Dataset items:
* * * * * * * * *

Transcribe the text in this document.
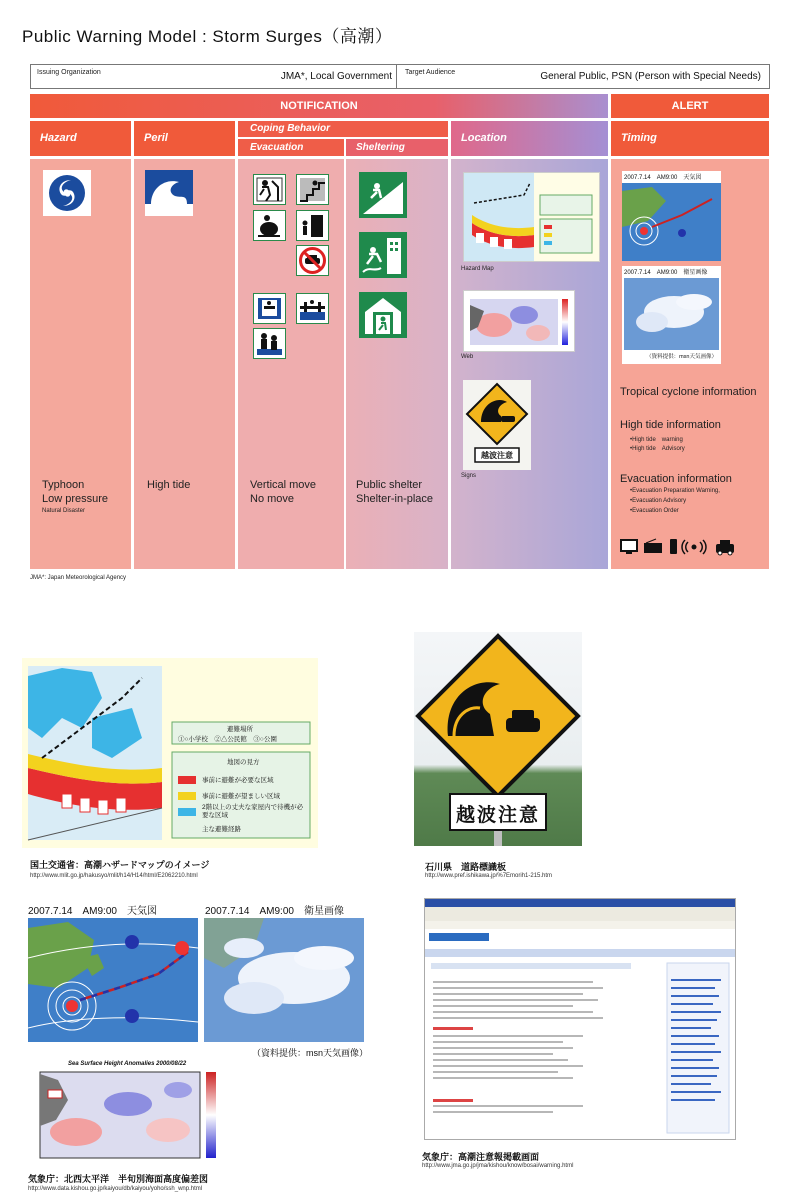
Public Warning Model : Storm Surges（高潮）
Issuing Organization	JMA*, Local Government Target Audience	General Public, PSN (Person with Special Needs)
NOTIFICATION	ALERT
Hazard	Peril
Coping Behavior
Evacuation	Sheltering
Location	Timing
Hazard Map
Web
越波注意
Signs
2007.7.14　AM9:00　天気図
2007.7.14　AM9:00　衛星画像
（資料提供：msn天気画像）
Typhoon
Low pressure
Natural Disaster
High tide	Vertical move
No move
Public shelter
Shelter-in-place
Tropical cyclone information
High tide information
•High tide　warning
•High tide　Advisory
Evacuation information
•Evacuation Preparation Warning,
•Evacuation Advisory
•Evacuation Order
JMA*: Japan Meteorological Agency
避難場所
①○小学校　②△公民館　③○公園
地図の見方
事前に避難が必要な区域
事前に避難が望ましい区域
2階以上の丈夫な家屋内で待機が必要な区域
主な避難経路
国土交通省：高潮ハザードマップのイメージ
http://www.mlit.go.jp/hakusyo/mlit/h14/H14/html/E2062210.html
越波注意
石川県　道路標識板
http://www.pref.ishikawa.jp/%7Emorih1-215.htm
2007.7.14　AM9:00　天気図	2007.7.14　AM9:00　衛星画像
（資料提供：msn天気画像）
Sea Surface Height Anomalies 2000/08/22
気象庁：北西太平洋　半旬別海面高度偏差図
http://www.data.kishou.go.jp/kaiyou/db/kaiyou/yoho/ssh_wnp.html
気象庁：高潮注意報掲載画面
http://www.jma.go.jp/jma/kishou/know/bosai/warning.html
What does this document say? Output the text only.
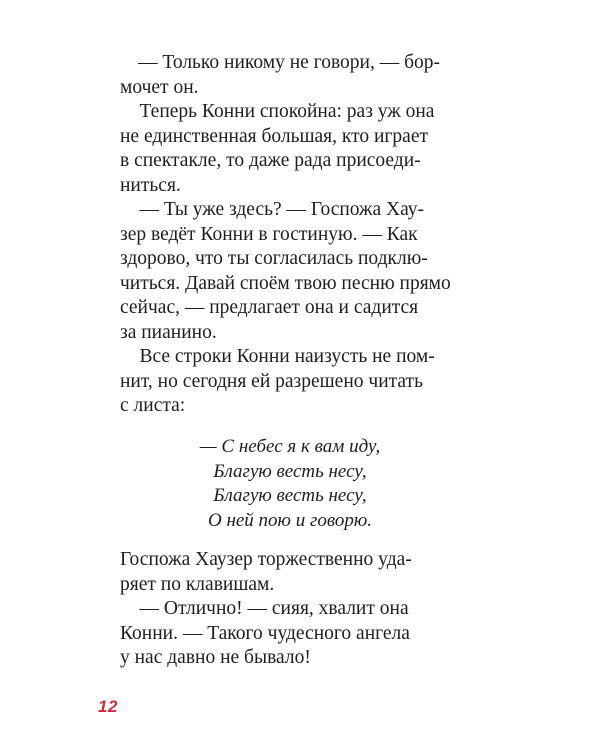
— Только никому не говори, — бор-
мочет он.
Теперь Конни спокойна: раз уж она
не единственная большая, кто играет
в спектакле, то даже рада присоеди-
ниться.
— Ты уже здесь? — Госпожа Хау-
зер ведёт Конни в гостиную. — Как
здорово, что ты согласилась подклю-
читься. Давай споём твою песню прямо
сейчас, — предлагает она и садится
за пианино.
Все строки Конни наизусть не пом-
нит, но сегодня ей разрешено читать
с листа:
— С небес я к вам иду,
Благую весть несу,
Благую весть несу,
О ней пою и говорю.
Госпожа Хаузер торжественно уда-
ряет по клавишам.
— Отлично! — сияя, хвалит она
Конни. — Такого чудесного ангела
у нас давно не бывало!
12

* * * * * * * * *

» **Request**: Without the pictures, write out the whole listing above exactly as it appears.

» **Written answer**:
Transcribe the text in this document.
Public Warning Model : Storm Surges（高潮）
Issuing Organization	JMA*, Local Government Target Audience	General Public, PSN (Person with Special Needs)
NOTIFICATION	ALERT
Hazard	Peril
Coping Behavior
Evacuation	Sheltering
Location	Timing
Hazard Map
Web
越波注意
Signs
2007.7.14　AM9:00　天気図
2007.7.14　AM9:00　衛星画像
（資料提供：msn天気画像）
Typhoon
Low pressure
Natural Disaster
High tide	Vertical move
No move
Public shelter
Shelter-in-place
Tropical cyclone information
High tide information
•High tide　warning
•High tide　Advisory
Evacuation information
•Evacuation Preparation Warning,
•Evacuation Advisory
•Evacuation Order
JMA*: Japan Meteorological Agency
避難場所
①○小学校　②△公民館　③○公園
地図の見方
事前に避難が必要な区域
事前に避難が望ましい区域
2階以上の丈夫な家屋内で待機が必要な区域
主な避難経路
国土交通省：高潮ハザードマップのイメージ
http://www.mlit.go.jp/hakusyo/mlit/h14/H14/html/E2062210.html
越波注意
石川県　道路標識板
http://www.pref.ishikawa.jp/%7Emorih1-215.htm
2007.7.14　AM9:00　天気図	2007.7.14　AM9:00　衛星画像
（資料提供：msn天気画像）
Sea Surface Height Anomalies 2000/08/22
気象庁：北西太平洋　半旬別海面高度偏差図
http://www.data.kishou.go.jp/kaiyou/db/kaiyou/yoho/ssh_wnp.html
気象庁：高潮注意報掲載画面
http://www.jma.go.jp/jma/kishou/know/bosai/warning.html
What does this document say? Output the text only.
— Только никому не говори, — бор-
мочет он.
Теперь Конни спокойна: раз уж она
не единственная большая, кто играет
в спектакле, то даже рада присоеди-
ниться.
— Ты уже здесь? — Госпожа Хау-
зер ведёт Конни в гостиную. — Как
здорово, что ты согласилась подклю-
читься. Давай споём твою песню прямо
сейчас, — предлагает она и садится
за пианино.
Все строки Конни наизусть не пом-
нит, но сегодня ей разрешено читать
с листа:
— С небес я к вам иду,
Благую весть несу,
Благую весть несу,
О ней пою и говорю.
Госпожа Хаузер торжественно уда-
ряет по клавишам.
— Отлично! — сияя, хвалит она
Конни. — Такого чудесного ангела
у нас давно не бывало!
12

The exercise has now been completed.